AIM OF THE TASK> Below is some material; set it all down exactly, apart from the pictures.

--- BEGIN ---

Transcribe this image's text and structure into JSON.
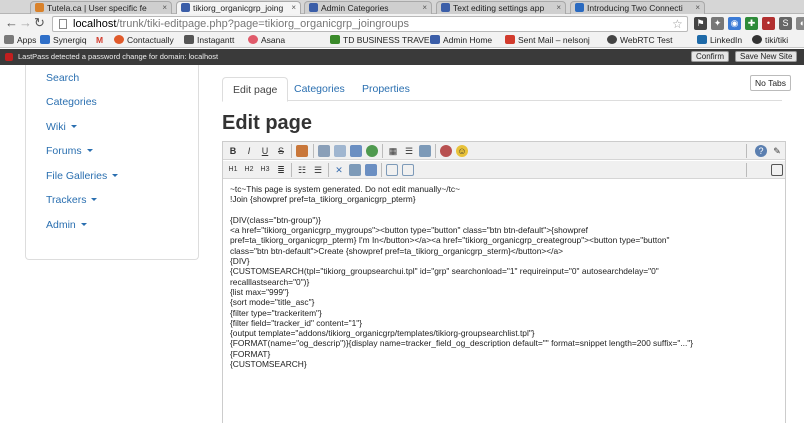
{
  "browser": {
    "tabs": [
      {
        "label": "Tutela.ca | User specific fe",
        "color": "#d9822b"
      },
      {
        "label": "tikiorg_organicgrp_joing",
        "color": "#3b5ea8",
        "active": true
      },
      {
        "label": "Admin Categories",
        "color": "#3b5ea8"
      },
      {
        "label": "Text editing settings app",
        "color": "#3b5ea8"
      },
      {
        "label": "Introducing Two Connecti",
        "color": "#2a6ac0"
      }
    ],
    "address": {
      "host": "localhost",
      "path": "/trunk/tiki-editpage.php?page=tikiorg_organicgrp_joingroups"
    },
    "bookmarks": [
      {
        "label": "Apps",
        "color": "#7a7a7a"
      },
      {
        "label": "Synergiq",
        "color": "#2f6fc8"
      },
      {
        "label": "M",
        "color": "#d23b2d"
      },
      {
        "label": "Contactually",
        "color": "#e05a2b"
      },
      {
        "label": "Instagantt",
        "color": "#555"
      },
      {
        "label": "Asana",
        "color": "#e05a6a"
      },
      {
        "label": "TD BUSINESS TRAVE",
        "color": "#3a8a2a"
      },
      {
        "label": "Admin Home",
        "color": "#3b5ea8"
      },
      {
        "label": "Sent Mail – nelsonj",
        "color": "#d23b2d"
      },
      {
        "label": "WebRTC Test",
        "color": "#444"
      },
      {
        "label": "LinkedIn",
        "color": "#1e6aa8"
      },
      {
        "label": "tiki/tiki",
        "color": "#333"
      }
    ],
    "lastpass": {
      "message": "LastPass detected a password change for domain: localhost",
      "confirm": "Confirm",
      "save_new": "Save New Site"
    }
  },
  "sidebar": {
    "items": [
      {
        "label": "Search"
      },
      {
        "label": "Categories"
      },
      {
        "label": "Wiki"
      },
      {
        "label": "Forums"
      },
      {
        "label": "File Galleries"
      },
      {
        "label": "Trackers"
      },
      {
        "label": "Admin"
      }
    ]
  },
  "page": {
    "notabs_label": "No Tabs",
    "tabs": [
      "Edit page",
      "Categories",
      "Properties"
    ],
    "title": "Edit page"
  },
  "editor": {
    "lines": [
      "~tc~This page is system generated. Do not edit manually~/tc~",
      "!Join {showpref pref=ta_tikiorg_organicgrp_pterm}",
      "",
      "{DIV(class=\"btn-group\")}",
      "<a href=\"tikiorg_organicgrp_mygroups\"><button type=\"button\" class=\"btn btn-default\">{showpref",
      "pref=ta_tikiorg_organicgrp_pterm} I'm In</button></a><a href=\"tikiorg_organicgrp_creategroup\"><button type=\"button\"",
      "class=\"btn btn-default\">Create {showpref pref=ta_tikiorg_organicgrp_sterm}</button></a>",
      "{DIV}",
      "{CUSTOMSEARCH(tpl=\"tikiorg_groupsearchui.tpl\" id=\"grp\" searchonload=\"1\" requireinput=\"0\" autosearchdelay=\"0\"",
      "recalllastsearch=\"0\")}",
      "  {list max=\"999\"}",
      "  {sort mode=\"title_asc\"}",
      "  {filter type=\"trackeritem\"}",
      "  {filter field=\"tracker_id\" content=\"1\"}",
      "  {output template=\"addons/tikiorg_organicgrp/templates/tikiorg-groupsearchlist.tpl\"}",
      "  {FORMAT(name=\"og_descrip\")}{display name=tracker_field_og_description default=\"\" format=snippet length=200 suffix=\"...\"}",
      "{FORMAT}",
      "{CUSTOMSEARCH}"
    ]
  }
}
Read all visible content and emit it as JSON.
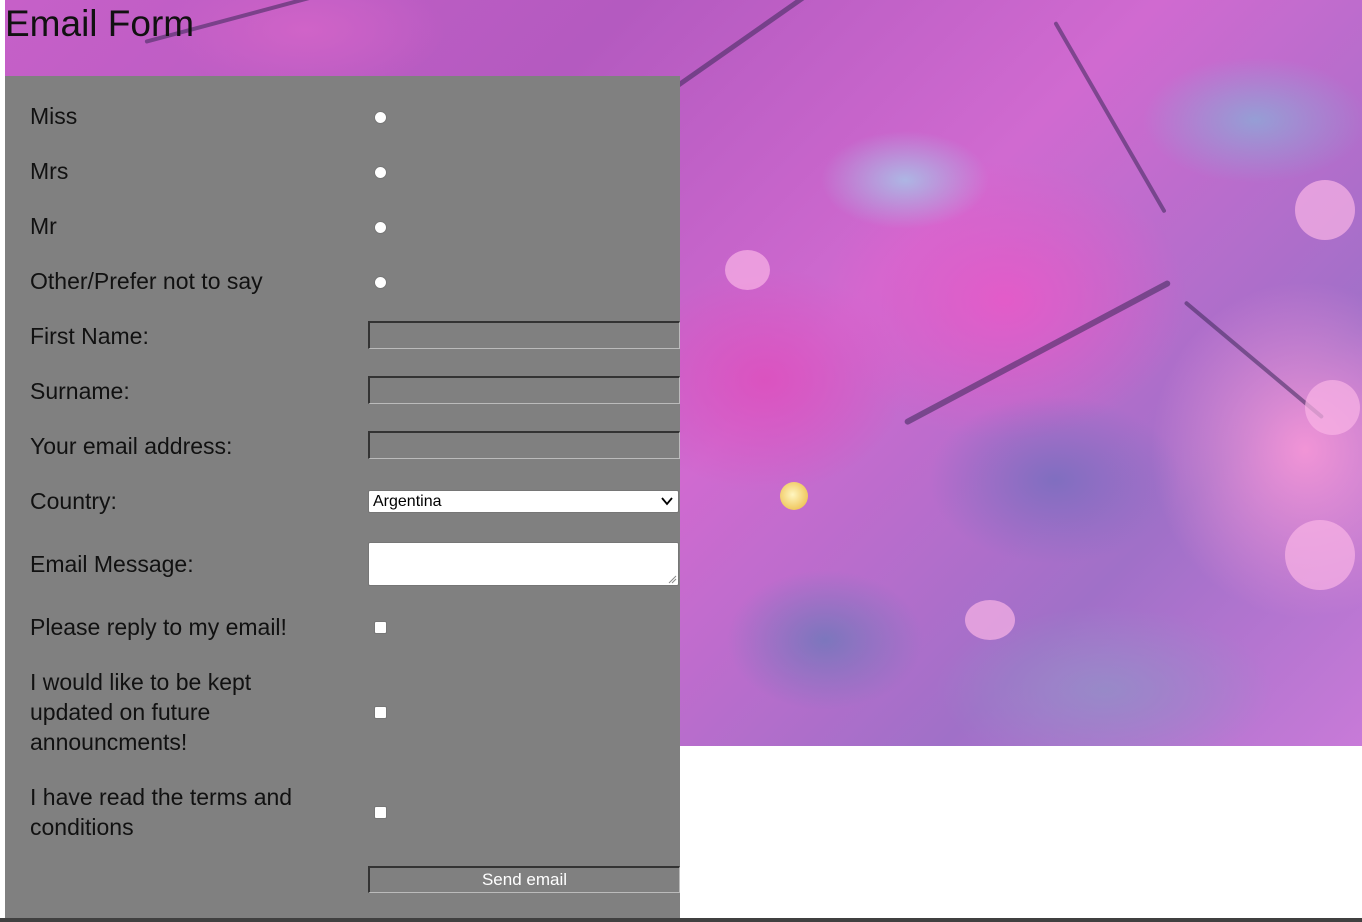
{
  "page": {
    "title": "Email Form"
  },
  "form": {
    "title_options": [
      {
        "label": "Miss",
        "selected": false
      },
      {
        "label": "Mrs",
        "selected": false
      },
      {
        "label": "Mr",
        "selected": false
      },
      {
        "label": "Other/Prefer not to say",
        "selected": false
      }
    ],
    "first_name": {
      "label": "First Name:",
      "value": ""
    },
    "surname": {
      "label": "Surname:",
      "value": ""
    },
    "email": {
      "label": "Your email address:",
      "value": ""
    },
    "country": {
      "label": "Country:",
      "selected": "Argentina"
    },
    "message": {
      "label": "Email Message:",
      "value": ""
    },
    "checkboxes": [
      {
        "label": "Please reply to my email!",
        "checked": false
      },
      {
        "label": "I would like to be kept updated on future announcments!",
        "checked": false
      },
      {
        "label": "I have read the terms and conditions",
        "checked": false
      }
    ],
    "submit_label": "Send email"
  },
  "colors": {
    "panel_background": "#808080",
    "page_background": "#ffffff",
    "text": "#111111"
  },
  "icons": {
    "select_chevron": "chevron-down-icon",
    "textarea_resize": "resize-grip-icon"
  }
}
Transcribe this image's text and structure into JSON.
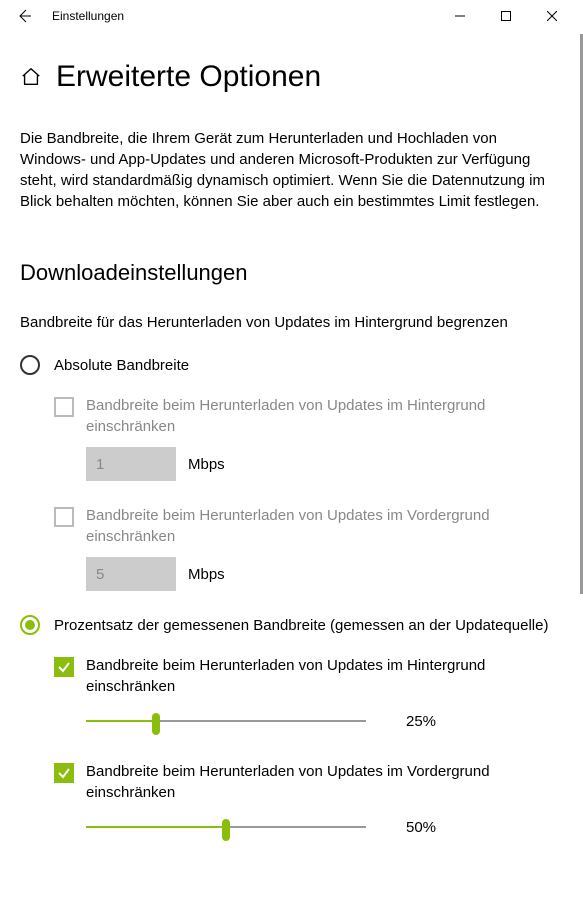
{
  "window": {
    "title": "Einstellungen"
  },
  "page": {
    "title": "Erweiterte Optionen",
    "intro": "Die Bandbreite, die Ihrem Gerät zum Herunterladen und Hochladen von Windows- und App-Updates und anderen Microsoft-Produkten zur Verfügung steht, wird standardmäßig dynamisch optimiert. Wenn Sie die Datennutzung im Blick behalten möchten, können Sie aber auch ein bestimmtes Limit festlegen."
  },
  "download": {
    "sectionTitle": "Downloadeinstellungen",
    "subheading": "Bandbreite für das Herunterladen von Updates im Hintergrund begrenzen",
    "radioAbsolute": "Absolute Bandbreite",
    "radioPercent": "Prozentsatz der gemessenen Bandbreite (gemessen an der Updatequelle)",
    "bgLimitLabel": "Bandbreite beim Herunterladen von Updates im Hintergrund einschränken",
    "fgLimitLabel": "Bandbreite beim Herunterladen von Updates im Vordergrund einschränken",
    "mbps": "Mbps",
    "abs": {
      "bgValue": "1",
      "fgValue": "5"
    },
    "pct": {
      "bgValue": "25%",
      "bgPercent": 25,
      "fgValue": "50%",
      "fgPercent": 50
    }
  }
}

--- END ---

TASK RESULT>
Transcribe this image's text and structure into JSON.
{
  "browser": {
    "tabs": [
      {
        "label": "Tutela.ca | User specific fe",
        "color": "#d9822b"
      },
      {
        "label": "tikiorg_organicgrp_joing",
        "color": "#3b5ea8",
        "active": true
      },
      {
        "label": "Admin Categories",
        "color": "#3b5ea8"
      },
      {
        "label": "Text editing settings app",
        "color": "#3b5ea8"
      },
      {
        "label": "Introducing Two Connecti",
        "color": "#2a6ac0"
      }
    ],
    "address": {
      "host": "localhost",
      "path": "/trunk/tiki-editpage.php?page=tikiorg_organicgrp_joingroups"
    },
    "bookmarks": [
      {
        "label": "Apps",
        "color": "#7a7a7a"
      },
      {
        "label": "Synergiq",
        "color": "#2f6fc8"
      },
      {
        "label": "M",
        "color": "#d23b2d"
      },
      {
        "label": "Contactually",
        "color": "#e05a2b"
      },
      {
        "label": "Instagantt",
        "color": "#555"
      },
      {
        "label": "Asana",
        "color": "#e05a6a"
      },
      {
        "label": "TD BUSINESS TRAVE",
        "color": "#3a8a2a"
      },
      {
        "label": "Admin Home",
        "color": "#3b5ea8"
      },
      {
        "label": "Sent Mail – nelsonj",
        "color": "#d23b2d"
      },
      {
        "label": "WebRTC Test",
        "color": "#444"
      },
      {
        "label": "LinkedIn",
        "color": "#1e6aa8"
      },
      {
        "label": "tiki/tiki",
        "color": "#333"
      }
    ],
    "lastpass": {
      "message": "LastPass detected a password change for domain: localhost",
      "confirm": "Confirm",
      "save_new": "Save New Site"
    }
  },
  "sidebar": {
    "items": [
      {
        "label": "Search"
      },
      {
        "label": "Categories"
      },
      {
        "label": "Wiki"
      },
      {
        "label": "Forums"
      },
      {
        "label": "File Galleries"
      },
      {
        "label": "Trackers"
      },
      {
        "label": "Admin"
      }
    ]
  },
  "page": {
    "notabs_label": "No Tabs",
    "tabs": [
      "Edit page",
      "Categories",
      "Properties"
    ],
    "title": "Edit page"
  },
  "editor": {
    "lines": [
      "~tc~This page is system generated. Do not edit manually~/tc~",
      "!Join {showpref pref=ta_tikiorg_organicgrp_pterm}",
      "",
      "{DIV(class=\"btn-group\")}",
      "<a href=\"tikiorg_organicgrp_mygroups\"><button type=\"button\" class=\"btn btn-default\">{showpref",
      "pref=ta_tikiorg_organicgrp_pterm} I'm In</button></a><a href=\"tikiorg_organicgrp_creategroup\"><button type=\"button\"",
      "class=\"btn btn-default\">Create {showpref pref=ta_tikiorg_organicgrp_sterm}</button></a>",
      "{DIV}",
      "{CUSTOMSEARCH(tpl=\"tikiorg_groupsearchui.tpl\" id=\"grp\" searchonload=\"1\" requireinput=\"0\" autosearchdelay=\"0\"",
      "recalllastsearch=\"0\")}",
      "  {list max=\"999\"}",
      "  {sort mode=\"title_asc\"}",
      "  {filter type=\"trackeritem\"}",
      "  {filter field=\"tracker_id\" content=\"1\"}",
      "  {output template=\"addons/tikiorg_organicgrp/templates/tikiorg-groupsearchlist.tpl\"}",
      "  {FORMAT(name=\"og_descrip\")}{display name=tracker_field_og_description default=\"\" format=snippet length=200 suffix=\"...\"}",
      "{FORMAT}",
      "{CUSTOMSEARCH}"
    ]
  }
}
Read all visible content and emit it as JSON.
{
  "page": {
    "title": "Email Form"
  },
  "form": {
    "title_options": [
      {
        "label": "Miss",
        "selected": false
      },
      {
        "label": "Mrs",
        "selected": false
      },
      {
        "label": "Mr",
        "selected": false
      },
      {
        "label": "Other/Prefer not to say",
        "selected": false
      }
    ],
    "first_name": {
      "label": "First Name:",
      "value": ""
    },
    "surname": {
      "label": "Surname:",
      "value": ""
    },
    "email": {
      "label": "Your email address:",
      "value": ""
    },
    "country": {
      "label": "Country:",
      "selected": "Argentina"
    },
    "message": {
      "label": "Email Message:",
      "value": ""
    },
    "checkboxes": [
      {
        "label": "Please reply to my email!",
        "checked": false
      },
      {
        "label": "I would like to be kept updated on future announcments!",
        "checked": false
      },
      {
        "label": "I have read the terms and conditions",
        "checked": false
      }
    ],
    "submit_label": "Send email"
  },
  "colors": {
    "panel_background": "#808080",
    "page_background": "#ffffff",
    "text": "#111111"
  },
  "icons": {
    "select_chevron": "chevron-down-icon",
    "textarea_resize": "resize-grip-icon"
  }
}
Transcribe this image's text and structure into JSON.
{
  "window": {
    "title": "Einstellungen"
  },
  "page": {
    "title": "Erweiterte Optionen",
    "intro": "Die Bandbreite, die Ihrem Gerät zum Herunterladen und Hochladen von Windows- und App-Updates und anderen Microsoft-Produkten zur Verfügung steht, wird standardmäßig dynamisch optimiert. Wenn Sie die Datennutzung im Blick behalten möchten, können Sie aber auch ein bestimmtes Limit festlegen."
  },
  "download": {
    "sectionTitle": "Downloadeinstellungen",
    "subheading": "Bandbreite für das Herunterladen von Updates im Hintergrund begrenzen",
    "radioAbsolute": "Absolute Bandbreite",
    "radioPercent": "Prozentsatz der gemessenen Bandbreite (gemessen an der Updatequelle)",
    "bgLimitLabel": "Bandbreite beim Herunterladen von Updates im Hintergrund einschränken",
    "fgLimitLabel": "Bandbreite beim Herunterladen von Updates im Vordergrund einschränken",
    "mbps": "Mbps",
    "abs": {
      "bgValue": "1",
      "fgValue": "5"
    },
    "pct": {
      "bgValue": "25%",
      "bgPercent": 25,
      "fgValue": "50%",
      "fgPercent": 50
    }
  }
}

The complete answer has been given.